Word for word and without images, reproduce the listing that follows.

**********

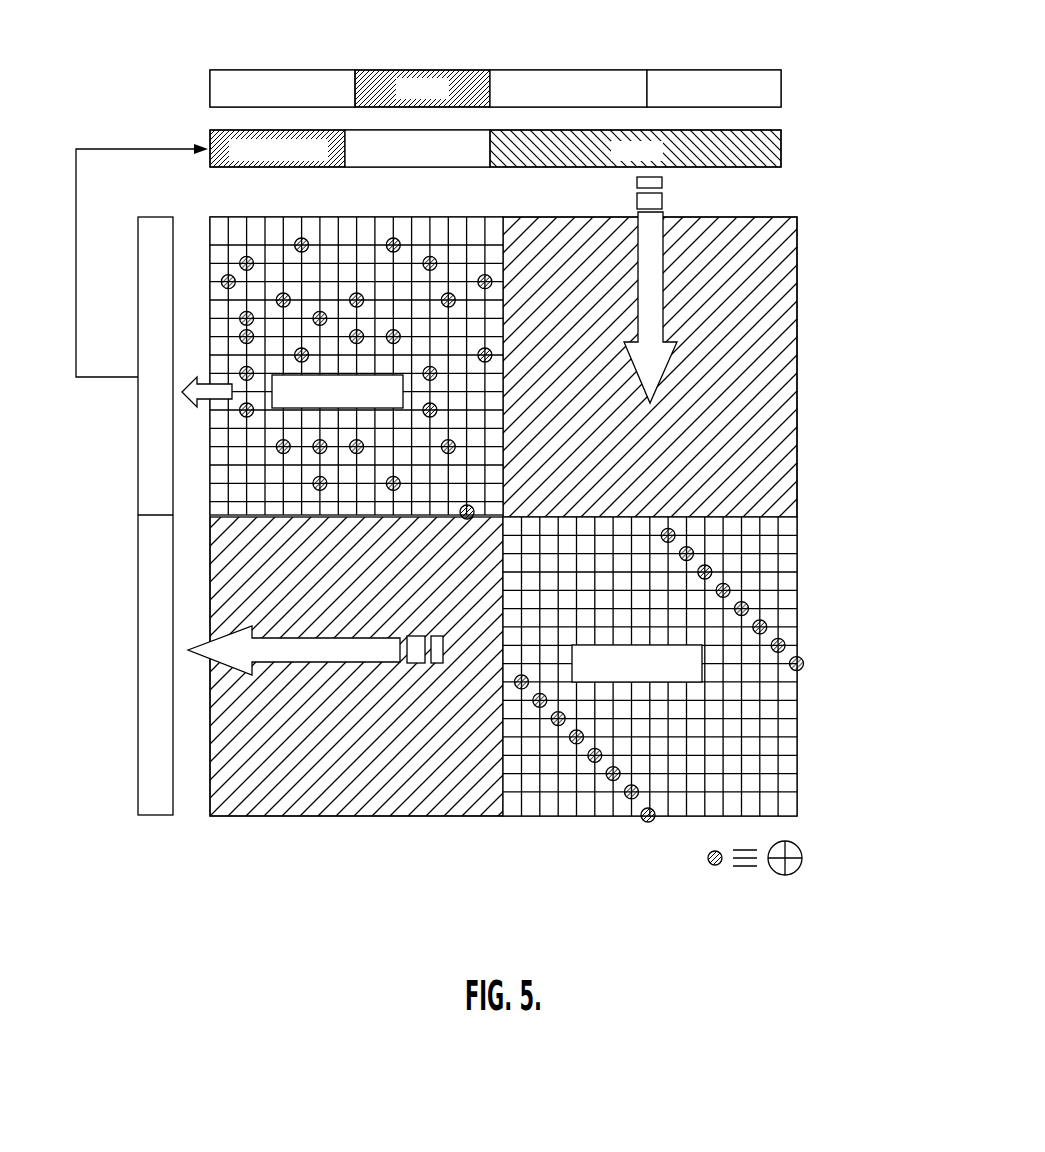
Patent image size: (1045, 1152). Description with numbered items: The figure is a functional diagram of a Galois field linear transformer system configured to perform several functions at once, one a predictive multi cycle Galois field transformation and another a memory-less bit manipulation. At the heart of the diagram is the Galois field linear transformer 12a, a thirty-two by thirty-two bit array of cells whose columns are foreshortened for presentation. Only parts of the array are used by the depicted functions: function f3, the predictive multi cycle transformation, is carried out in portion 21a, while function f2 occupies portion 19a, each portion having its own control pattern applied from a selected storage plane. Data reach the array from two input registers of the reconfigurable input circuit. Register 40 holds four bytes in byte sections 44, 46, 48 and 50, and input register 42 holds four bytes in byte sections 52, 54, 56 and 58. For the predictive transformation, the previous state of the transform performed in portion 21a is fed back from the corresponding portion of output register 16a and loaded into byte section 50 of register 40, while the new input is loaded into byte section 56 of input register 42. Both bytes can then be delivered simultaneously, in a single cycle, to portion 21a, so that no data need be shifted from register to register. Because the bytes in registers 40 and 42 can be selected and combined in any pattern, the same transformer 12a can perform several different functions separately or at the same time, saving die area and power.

The input register 42 is at (787, 73).
The byte section 58 is at (288, 68).
The byte section 56 is at (397, 68).
The byte section 54 is at (538, 68).
The byte section 52 is at (683, 68).
The register 40 is at (789, 135).
The byte section 50 is at (272, 168).
The byte section 48 is at (437, 168).
The byte section 46 is at (558, 168).
The byte section 44 is at (697, 168).
The Galois field linear transformer 12a is at (543, 499).
The portion 21a is at (352, 212).
The portion 19a is at (797, 602).
The output register 16a is at (155, 815).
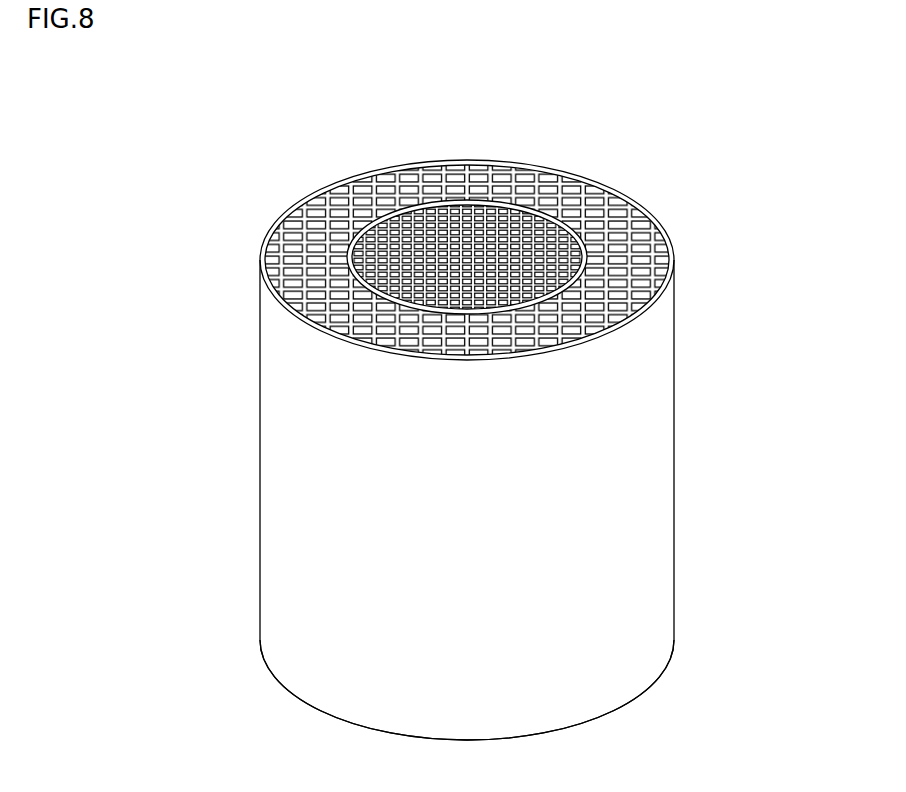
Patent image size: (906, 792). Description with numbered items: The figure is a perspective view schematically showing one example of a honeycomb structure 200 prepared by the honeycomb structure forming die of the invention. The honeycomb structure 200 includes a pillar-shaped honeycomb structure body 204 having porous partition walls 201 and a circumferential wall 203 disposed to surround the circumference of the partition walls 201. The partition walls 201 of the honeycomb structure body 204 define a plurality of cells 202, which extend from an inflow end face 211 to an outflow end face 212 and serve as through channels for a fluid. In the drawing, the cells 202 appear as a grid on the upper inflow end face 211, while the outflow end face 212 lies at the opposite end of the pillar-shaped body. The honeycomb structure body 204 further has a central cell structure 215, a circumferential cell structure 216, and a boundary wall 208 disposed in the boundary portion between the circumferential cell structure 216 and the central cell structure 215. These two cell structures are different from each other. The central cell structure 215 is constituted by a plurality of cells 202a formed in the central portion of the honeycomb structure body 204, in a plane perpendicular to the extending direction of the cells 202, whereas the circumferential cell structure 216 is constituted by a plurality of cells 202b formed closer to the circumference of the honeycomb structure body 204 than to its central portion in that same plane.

The honeycomb structure 200 is at (785, 67).
The partition walls 201 is at (515, 185).
The cells 202 is at (490, 212).
The cells of the central cell structure 202a is at (547, 238).
The cells of the circumferential cell structure 202b is at (432, 185).
The circumferential wall 203 is at (648, 332).
The honeycomb structure body 204 is at (680, 445).
The boundary wall 208 is at (590, 258).
The inflow end face 211 is at (305, 183).
The outflow end face 212 is at (275, 683).
The central cell structure 215 is at (365, 236).
The circumferential cell structure 216 is at (332, 268).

**********

Response area -
Patent image size: (1045, 1152). Description with numbered items: The figure is a functional diagram of a Galois field linear transformer system configured to perform several functions at once, one a predictive multi cycle Galois field transformation and another a memory-less bit manipulation. At the heart of the diagram is the Galois field linear transformer 12a, a thirty-two by thirty-two bit array of cells whose columns are foreshortened for presentation. Only parts of the array are used by the depicted functions: function f3, the predictive multi cycle transformation, is carried out in portion 21a, while function f2 occupies portion 19a, each portion having its own control pattern applied from a selected storage plane. Data reach the array from two input registers of the reconfigurable input circuit. Register 40 holds four bytes in byte sections 44, 46, 48 and 50, and input register 42 holds four bytes in byte sections 52, 54, 56 and 58. For the predictive transformation, the previous state of the transform performed in portion 21a is fed back from the corresponding portion of output register 16a and loaded into byte section 50 of register 40, while the new input is loaded into byte section 56 of input register 42. Both bytes can then be delivered simultaneously, in a single cycle, to portion 21a, so that no data need be shifted from register to register. Because the bytes in registers 40 and 42 can be selected and combined in any pattern, the same transformer 12a can perform several different functions separately or at the same time, saving die area and power.

The input register 42 is at (787, 73).
The byte section 58 is at (288, 68).
The byte section 56 is at (397, 68).
The byte section 54 is at (538, 68).
The byte section 52 is at (683, 68).
The register 40 is at (789, 135).
The byte section 50 is at (272, 168).
The byte section 48 is at (437, 168).
The byte section 46 is at (558, 168).
The byte section 44 is at (697, 168).
The Galois field linear transformer 12a is at (543, 499).
The portion 21a is at (352, 212).
The portion 19a is at (797, 602).
The output register 16a is at (155, 815).
Patent image size: (906, 792). Description with numbered items: The figure is a perspective view schematically showing one example of a honeycomb structure 200 prepared by the honeycomb structure forming die of the invention. The honeycomb structure 200 includes a pillar-shaped honeycomb structure body 204 having porous partition walls 201 and a circumferential wall 203 disposed to surround the circumference of the partition walls 201. The partition walls 201 of the honeycomb structure body 204 define a plurality of cells 202, which extend from an inflow end face 211 to an outflow end face 212 and serve as through channels for a fluid. In the drawing, the cells 202 appear as a grid on the upper inflow end face 211, while the outflow end face 212 lies at the opposite end of the pillar-shaped body. The honeycomb structure body 204 further has a central cell structure 215, a circumferential cell structure 216, and a boundary wall 208 disposed in the boundary portion between the circumferential cell structure 216 and the central cell structure 215. These two cell structures are different from each other. The central cell structure 215 is constituted by a plurality of cells 202a formed in the central portion of the honeycomb structure body 204, in a plane perpendicular to the extending direction of the cells 202, whereas the circumferential cell structure 216 is constituted by a plurality of cells 202b formed closer to the circumference of the honeycomb structure body 204 than to its central portion in that same plane.

The honeycomb structure 200 is at (785, 67).
The partition walls 201 is at (515, 185).
The cells 202 is at (490, 212).
The cells of the central cell structure 202a is at (547, 238).
The cells of the circumferential cell structure 202b is at (432, 185).
The circumferential wall 203 is at (648, 332).
The honeycomb structure body 204 is at (680, 445).
The boundary wall 208 is at (590, 258).
The inflow end face 211 is at (305, 183).
The outflow end face 212 is at (275, 683).
The central cell structure 215 is at (365, 236).
The circumferential cell structure 216 is at (332, 268).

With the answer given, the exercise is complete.